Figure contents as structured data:
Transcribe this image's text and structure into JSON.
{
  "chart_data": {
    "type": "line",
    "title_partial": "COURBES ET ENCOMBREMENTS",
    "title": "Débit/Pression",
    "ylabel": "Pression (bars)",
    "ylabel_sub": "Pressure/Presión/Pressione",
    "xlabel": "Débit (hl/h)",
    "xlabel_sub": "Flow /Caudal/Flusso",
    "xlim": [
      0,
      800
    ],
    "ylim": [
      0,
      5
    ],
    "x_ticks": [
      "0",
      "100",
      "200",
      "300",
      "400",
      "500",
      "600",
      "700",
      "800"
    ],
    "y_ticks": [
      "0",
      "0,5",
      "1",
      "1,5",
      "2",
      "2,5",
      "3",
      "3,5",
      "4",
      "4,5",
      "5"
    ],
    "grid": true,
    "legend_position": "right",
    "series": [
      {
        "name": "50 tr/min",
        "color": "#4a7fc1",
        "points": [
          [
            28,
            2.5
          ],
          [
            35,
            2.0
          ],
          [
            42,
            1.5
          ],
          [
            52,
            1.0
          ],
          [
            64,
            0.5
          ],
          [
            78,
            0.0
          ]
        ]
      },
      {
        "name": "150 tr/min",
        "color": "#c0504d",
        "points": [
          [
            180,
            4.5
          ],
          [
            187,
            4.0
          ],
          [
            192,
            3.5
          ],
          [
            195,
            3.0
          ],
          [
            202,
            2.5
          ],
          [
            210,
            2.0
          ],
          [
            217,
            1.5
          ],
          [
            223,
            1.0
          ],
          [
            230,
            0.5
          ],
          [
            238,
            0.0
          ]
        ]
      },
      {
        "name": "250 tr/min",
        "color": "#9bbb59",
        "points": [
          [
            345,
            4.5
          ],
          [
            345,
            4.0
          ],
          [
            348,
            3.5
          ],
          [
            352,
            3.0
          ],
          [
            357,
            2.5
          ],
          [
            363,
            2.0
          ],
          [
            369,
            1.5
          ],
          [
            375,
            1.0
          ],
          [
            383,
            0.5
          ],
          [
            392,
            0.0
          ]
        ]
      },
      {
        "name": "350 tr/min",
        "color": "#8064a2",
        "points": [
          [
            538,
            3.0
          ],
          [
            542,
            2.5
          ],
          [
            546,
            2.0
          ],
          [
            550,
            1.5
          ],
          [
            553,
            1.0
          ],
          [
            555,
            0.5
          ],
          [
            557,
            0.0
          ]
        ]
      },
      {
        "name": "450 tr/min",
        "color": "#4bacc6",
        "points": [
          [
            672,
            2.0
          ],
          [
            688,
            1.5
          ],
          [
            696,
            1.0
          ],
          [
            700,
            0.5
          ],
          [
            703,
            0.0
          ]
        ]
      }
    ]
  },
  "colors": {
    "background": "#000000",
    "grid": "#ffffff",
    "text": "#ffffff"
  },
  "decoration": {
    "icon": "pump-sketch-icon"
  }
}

Your objective: Retype the listing. Match it exactly.

The completed task:
Transcribe this image's text and structure into JSON.
{
  "chart_data": {
    "type": "line",
    "title_partial": "COURBES ET ENCOMBREMENTS",
    "title": "Débit/Pression",
    "ylabel": "Pression (bars)",
    "ylabel_sub": "Pressure/Presión/Pressione",
    "xlabel": "Débit (hl/h)",
    "xlabel_sub": "Flow /Caudal/Flusso",
    "xlim": [
      0,
      800
    ],
    "ylim": [
      0,
      5
    ],
    "x_ticks": [
      "0",
      "100",
      "200",
      "300",
      "400",
      "500",
      "600",
      "700",
      "800"
    ],
    "y_ticks": [
      "0",
      "0,5",
      "1",
      "1,5",
      "2",
      "2,5",
      "3",
      "3,5",
      "4",
      "4,5",
      "5"
    ],
    "grid": true,
    "legend_position": "right",
    "series": [
      {
        "name": "50 tr/min",
        "color": "#4a7fc1",
        "points": [
          [
            28,
            2.5
          ],
          [
            35,
            2.0
          ],
          [
            42,
            1.5
          ],
          [
            52,
            1.0
          ],
          [
            64,
            0.5
          ],
          [
            78,
            0.0
          ]
        ]
      },
      {
        "name": "150 tr/min",
        "color": "#c0504d",
        "points": [
          [
            180,
            4.5
          ],
          [
            187,
            4.0
          ],
          [
            192,
            3.5
          ],
          [
            195,
            3.0
          ],
          [
            202,
            2.5
          ],
          [
            210,
            2.0
          ],
          [
            217,
            1.5
          ],
          [
            223,
            1.0
          ],
          [
            230,
            0.5
          ],
          [
            238,
            0.0
          ]
        ]
      },
      {
        "name": "250 tr/min",
        "color": "#9bbb59",
        "points": [
          [
            345,
            4.5
          ],
          [
            345,
            4.0
          ],
          [
            348,
            3.5
          ],
          [
            352,
            3.0
          ],
          [
            357,
            2.5
          ],
          [
            363,
            2.0
          ],
          [
            369,
            1.5
          ],
          [
            375,
            1.0
          ],
          [
            383,
            0.5
          ],
          [
            392,
            0.0
          ]
        ]
      },
      {
        "name": "350 tr/min",
        "color": "#8064a2",
        "points": [
          [
            538,
            3.0
          ],
          [
            542,
            2.5
          ],
          [
            546,
            2.0
          ],
          [
            550,
            1.5
          ],
          [
            553,
            1.0
          ],
          [
            555,
            0.5
          ],
          [
            557,
            0.0
          ]
        ]
      },
      {
        "name": "450 tr/min",
        "color": "#4bacc6",
        "points": [
          [
            672,
            2.0
          ],
          [
            688,
            1.5
          ],
          [
            696,
            1.0
          ],
          [
            700,
            0.5
          ],
          [
            703,
            0.0
          ]
        ]
      }
    ]
  },
  "colors": {
    "background": "#000000",
    "grid": "#ffffff",
    "text": "#ffffff"
  },
  "decoration": {
    "icon": "pump-sketch-icon"
  }
}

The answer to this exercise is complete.